Problem to work on:
Please reproduce every record, keeping each one exactly as written.

Entries with figure data:
__________

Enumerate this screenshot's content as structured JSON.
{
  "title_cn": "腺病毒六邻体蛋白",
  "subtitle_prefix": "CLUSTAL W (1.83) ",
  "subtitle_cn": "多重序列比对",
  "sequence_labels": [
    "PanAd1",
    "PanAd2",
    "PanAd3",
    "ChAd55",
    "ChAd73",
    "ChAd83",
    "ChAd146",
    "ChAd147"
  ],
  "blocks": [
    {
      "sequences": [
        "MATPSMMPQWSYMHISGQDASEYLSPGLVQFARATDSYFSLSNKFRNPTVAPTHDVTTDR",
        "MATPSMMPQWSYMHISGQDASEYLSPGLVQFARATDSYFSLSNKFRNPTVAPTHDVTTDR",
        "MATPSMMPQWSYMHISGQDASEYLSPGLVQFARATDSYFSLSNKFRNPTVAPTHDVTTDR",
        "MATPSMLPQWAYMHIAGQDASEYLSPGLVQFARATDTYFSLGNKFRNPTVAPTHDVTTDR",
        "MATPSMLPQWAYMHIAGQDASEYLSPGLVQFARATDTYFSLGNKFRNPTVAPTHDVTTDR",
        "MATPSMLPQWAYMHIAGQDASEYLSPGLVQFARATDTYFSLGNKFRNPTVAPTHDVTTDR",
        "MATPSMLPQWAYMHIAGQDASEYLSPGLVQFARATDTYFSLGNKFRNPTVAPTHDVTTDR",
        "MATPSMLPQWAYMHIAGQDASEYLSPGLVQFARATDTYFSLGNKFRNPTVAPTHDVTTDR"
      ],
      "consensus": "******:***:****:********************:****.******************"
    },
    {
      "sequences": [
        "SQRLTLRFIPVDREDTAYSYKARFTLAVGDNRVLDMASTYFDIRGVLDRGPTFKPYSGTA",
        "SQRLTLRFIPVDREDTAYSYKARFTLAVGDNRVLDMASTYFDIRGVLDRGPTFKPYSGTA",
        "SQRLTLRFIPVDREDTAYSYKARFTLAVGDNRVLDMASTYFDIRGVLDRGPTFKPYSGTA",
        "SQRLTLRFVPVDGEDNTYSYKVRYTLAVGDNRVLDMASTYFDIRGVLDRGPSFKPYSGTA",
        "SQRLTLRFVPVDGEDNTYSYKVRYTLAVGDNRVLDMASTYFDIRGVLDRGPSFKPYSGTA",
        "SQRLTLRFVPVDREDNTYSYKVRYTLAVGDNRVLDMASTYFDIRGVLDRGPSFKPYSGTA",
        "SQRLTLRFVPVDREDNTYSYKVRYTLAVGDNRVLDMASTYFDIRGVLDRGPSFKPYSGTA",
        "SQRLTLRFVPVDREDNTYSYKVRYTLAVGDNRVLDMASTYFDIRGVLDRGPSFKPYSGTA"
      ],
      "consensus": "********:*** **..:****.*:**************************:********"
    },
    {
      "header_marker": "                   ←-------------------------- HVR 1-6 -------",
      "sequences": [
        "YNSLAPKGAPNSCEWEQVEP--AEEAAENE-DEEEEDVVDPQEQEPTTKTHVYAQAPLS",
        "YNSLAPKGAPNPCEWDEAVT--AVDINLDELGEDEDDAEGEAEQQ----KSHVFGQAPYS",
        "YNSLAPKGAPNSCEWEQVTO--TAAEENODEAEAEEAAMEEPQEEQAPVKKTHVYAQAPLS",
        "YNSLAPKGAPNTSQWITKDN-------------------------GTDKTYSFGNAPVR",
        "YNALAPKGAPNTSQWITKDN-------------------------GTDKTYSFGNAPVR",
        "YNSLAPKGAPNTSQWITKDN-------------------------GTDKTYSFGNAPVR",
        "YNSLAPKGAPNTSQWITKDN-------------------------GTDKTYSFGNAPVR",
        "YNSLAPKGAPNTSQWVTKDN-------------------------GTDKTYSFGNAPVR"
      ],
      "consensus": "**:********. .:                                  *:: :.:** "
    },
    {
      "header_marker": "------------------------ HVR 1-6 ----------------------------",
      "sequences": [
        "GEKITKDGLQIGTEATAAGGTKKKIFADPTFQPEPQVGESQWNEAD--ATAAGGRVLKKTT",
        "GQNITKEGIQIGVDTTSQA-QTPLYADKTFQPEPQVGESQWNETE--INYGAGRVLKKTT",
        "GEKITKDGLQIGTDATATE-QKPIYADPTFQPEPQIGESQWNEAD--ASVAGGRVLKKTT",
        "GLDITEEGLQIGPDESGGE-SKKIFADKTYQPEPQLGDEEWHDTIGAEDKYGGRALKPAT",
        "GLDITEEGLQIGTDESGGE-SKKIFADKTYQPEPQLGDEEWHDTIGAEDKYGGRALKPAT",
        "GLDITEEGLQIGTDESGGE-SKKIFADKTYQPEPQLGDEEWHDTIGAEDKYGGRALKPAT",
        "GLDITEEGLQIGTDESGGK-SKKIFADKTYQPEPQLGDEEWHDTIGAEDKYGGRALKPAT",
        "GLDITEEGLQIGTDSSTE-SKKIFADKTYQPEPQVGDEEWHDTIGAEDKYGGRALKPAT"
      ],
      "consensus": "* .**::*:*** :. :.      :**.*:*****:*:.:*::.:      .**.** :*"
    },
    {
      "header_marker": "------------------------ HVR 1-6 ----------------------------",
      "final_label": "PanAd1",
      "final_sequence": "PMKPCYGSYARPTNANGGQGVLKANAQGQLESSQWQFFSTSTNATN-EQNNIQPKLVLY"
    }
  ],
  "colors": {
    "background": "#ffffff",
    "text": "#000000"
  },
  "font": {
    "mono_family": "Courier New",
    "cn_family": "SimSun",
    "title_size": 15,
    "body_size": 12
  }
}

__________

Exercise result:
Enumerate this screenshot's content as structured JSON.
{
  "title_cn": "腺病毒六邻体蛋白",
  "subtitle_prefix": "CLUSTAL W (1.83) ",
  "subtitle_cn": "多重序列比对",
  "sequence_labels": [
    "PanAd1",
    "PanAd2",
    "PanAd3",
    "ChAd55",
    "ChAd73",
    "ChAd83",
    "ChAd146",
    "ChAd147"
  ],
  "blocks": [
    {
      "sequences": [
        "MATPSMMPQWSYMHISGQDASEYLSPGLVQFARATDSYFSLSNKFRNPTVAPTHDVTTDR",
        "MATPSMMPQWSYMHISGQDASEYLSPGLVQFARATDSYFSLSNKFRNPTVAPTHDVTTDR",
        "MATPSMMPQWSYMHISGQDASEYLSPGLVQFARATDSYFSLSNKFRNPTVAPTHDVTTDR",
        "MATPSMLPQWAYMHIAGQDASEYLSPGLVQFARATDTYFSLGNKFRNPTVAPTHDVTTDR",
        "MATPSMLPQWAYMHIAGQDASEYLSPGLVQFARATDTYFSLGNKFRNPTVAPTHDVTTDR",
        "MATPSMLPQWAYMHIAGQDASEYLSPGLVQFARATDTYFSLGNKFRNPTVAPTHDVTTDR",
        "MATPSMLPQWAYMHIAGQDASEYLSPGLVQFARATDTYFSLGNKFRNPTVAPTHDVTTDR",
        "MATPSMLPQWAYMHIAGQDASEYLSPGLVQFARATDTYFSLGNKFRNPTVAPTHDVTTDR"
      ],
      "consensus": "******:***:****:********************:****.******************"
    },
    {
      "sequences": [
        "SQRLTLRFIPVDREDTAYSYKARFTLAVGDNRVLDMASTYFDIRGVLDRGPTFKPYSGTA",
        "SQRLTLRFIPVDREDTAYSYKARFTLAVGDNRVLDMASTYFDIRGVLDRGPTFKPYSGTA",
        "SQRLTLRFIPVDREDTAYSYKARFTLAVGDNRVLDMASTYFDIRGVLDRGPTFKPYSGTA",
        "SQRLTLRFVPVDGEDNTYSYKVRYTLAVGDNRVLDMASTYFDIRGVLDRGPSFKPYSGTA",
        "SQRLTLRFVPVDGEDNTYSYKVRYTLAVGDNRVLDMASTYFDIRGVLDRGPSFKPYSGTA",
        "SQRLTLRFVPVDREDNTYSYKVRYTLAVGDNRVLDMASTYFDIRGVLDRGPSFKPYSGTA",
        "SQRLTLRFVPVDREDNTYSYKVRYTLAVGDNRVLDMASTYFDIRGVLDRGPSFKPYSGTA",
        "SQRLTLRFVPVDREDNTYSYKVRYTLAVGDNRVLDMASTYFDIRGVLDRGPSFKPYSGTA"
      ],
      "consensus": "********:*** **..:****.*:**************************:********"
    },
    {
      "header_marker": "                   ←-------------------------- HVR 1-6 -------",
      "sequences": [
        "YNSLAPKGAPNSCEWEQVEP--AEEAAENE-DEEEEDVVDPQEQEPTTKTHVYAQAPLS",
        "YNSLAPKGAPNPCEWDEAVT--AVDINLDELGEDEDDAEGEAEQQ----KSHVFGQAPYS",
        "YNSLAPKGAPNSCEWEQVTO--TAAEENODEAEAEEAAMEEPQEEQAPVKKTHVYAQAPLS",
        "YNSLAPKGAPNTSQWITKDN-------------------------GTDKTYSFGNAPVR",
        "YNALAPKGAPNTSQWITKDN-------------------------GTDKTYSFGNAPVR",
        "YNSLAPKGAPNTSQWITKDN-------------------------GTDKTYSFGNAPVR",
        "YNSLAPKGAPNTSQWITKDN-------------------------GTDKTYSFGNAPVR",
        "YNSLAPKGAPNTSQWVTKDN-------------------------GTDKTYSFGNAPVR"
      ],
      "consensus": "**:********. .:                                  *:: :.:** "
    },
    {
      "header_marker": "------------------------ HVR 1-6 ----------------------------",
      "sequences": [
        "GEKITKDGLQIGTEATAAGGTKKKIFADPTFQPEPQVGESQWNEAD--ATAAGGRVLKKTT",
        "GQNITKEGIQIGVDTTSQA-QTPLYADKTFQPEPQVGESQWNETE--INYGAGRVLKKTT",
        "GEKITKDGLQIGTDATATE-QKPIYADPTFQPEPQIGESQWNEAD--ASVAGGRVLKKTT",
        "GLDITEEGLQIGPDESGGE-SKKIFADKTYQPEPQLGDEEWHDTIGAEDKYGGRALKPAT",
        "GLDITEEGLQIGTDESGGE-SKKIFADKTYQPEPQLGDEEWHDTIGAEDKYGGRALKPAT",
        "GLDITEEGLQIGTDESGGE-SKKIFADKTYQPEPQLGDEEWHDTIGAEDKYGGRALKPAT",
        "GLDITEEGLQIGTDESGGK-SKKIFADKTYQPEPQLGDEEWHDTIGAEDKYGGRALKPAT",
        "GLDITEEGLQIGTDSSTE-SKKIFADKTYQPEPQVGDEEWHDTIGAEDKYGGRALKPAT"
      ],
      "consensus": "* .**::*:*** :. :.      :**.*:*****:*:.:*::.:      .**.** :*"
    },
    {
      "header_marker": "------------------------ HVR 1-6 ----------------------------",
      "final_label": "PanAd1",
      "final_sequence": "PMKPCYGSYARPTNANGGQGVLKANAQGQLESSQWQFFSTSTNATN-EQNNIQPKLVLY"
    }
  ],
  "colors": {
    "background": "#ffffff",
    "text": "#000000"
  },
  "font": {
    "mono_family": "Courier New",
    "cn_family": "SimSun",
    "title_size": 15,
    "body_size": 12
  }
}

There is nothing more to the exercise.